§ **Set problem**
Transcribe every entry word for word, leaving out all images.

Data entries
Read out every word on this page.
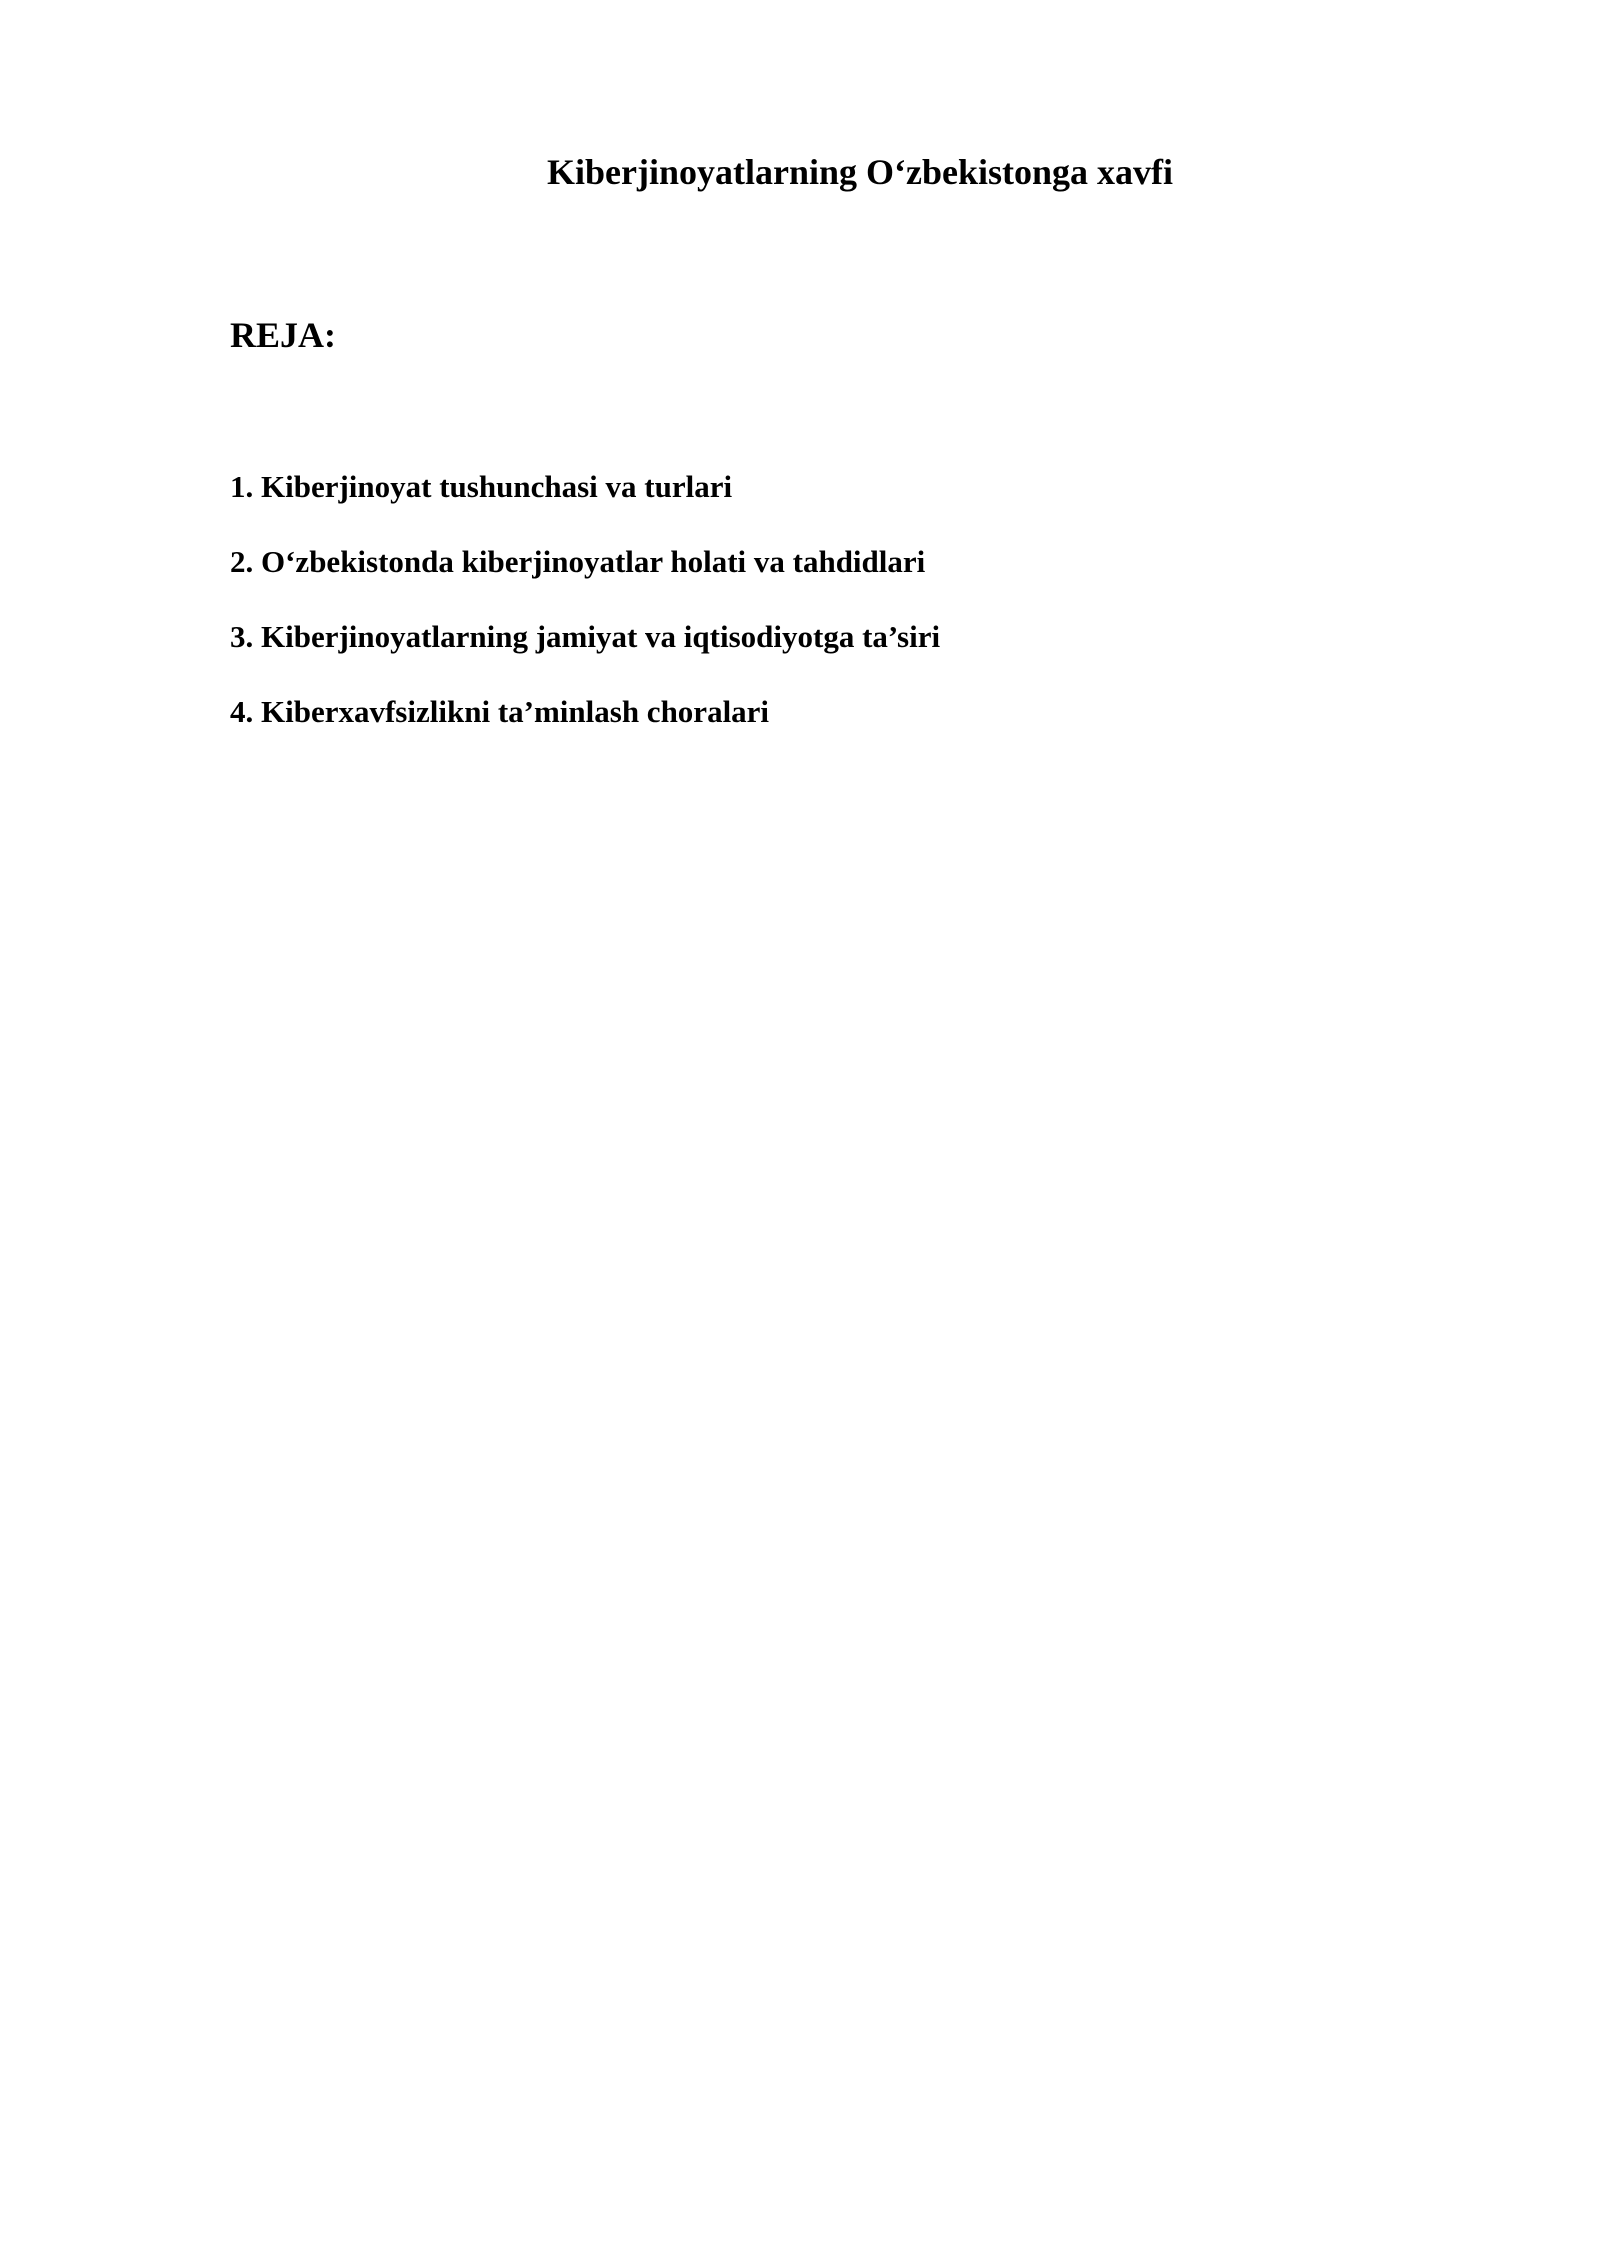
Kiberjinoyatlarning O‘zbekistonga xavfi
REJA:
1. Kiberjinoyat tushunchasi va turlari
2. O‘zbekistonda kiberjinoyatlar holati va tahdidlari
3. Kiberjinoyatlarning jamiyat va iqtisodiyotga ta’siri
4. Kiberxavfsizlikni ta’minlash choralari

§ **Answer to the exercise**
Read out every word on this page.
Kiberjinoyatlarning O‘zbekistonga xavfi
REJA:
1. Kiberjinoyat tushunchasi va turlari
2. O‘zbekistonda kiberjinoyatlar holati va tahdidlari
3. Kiberjinoyatlarning jamiyat va iqtisodiyotga ta’siri
4. Kiberxavfsizlikni ta’minlash choralari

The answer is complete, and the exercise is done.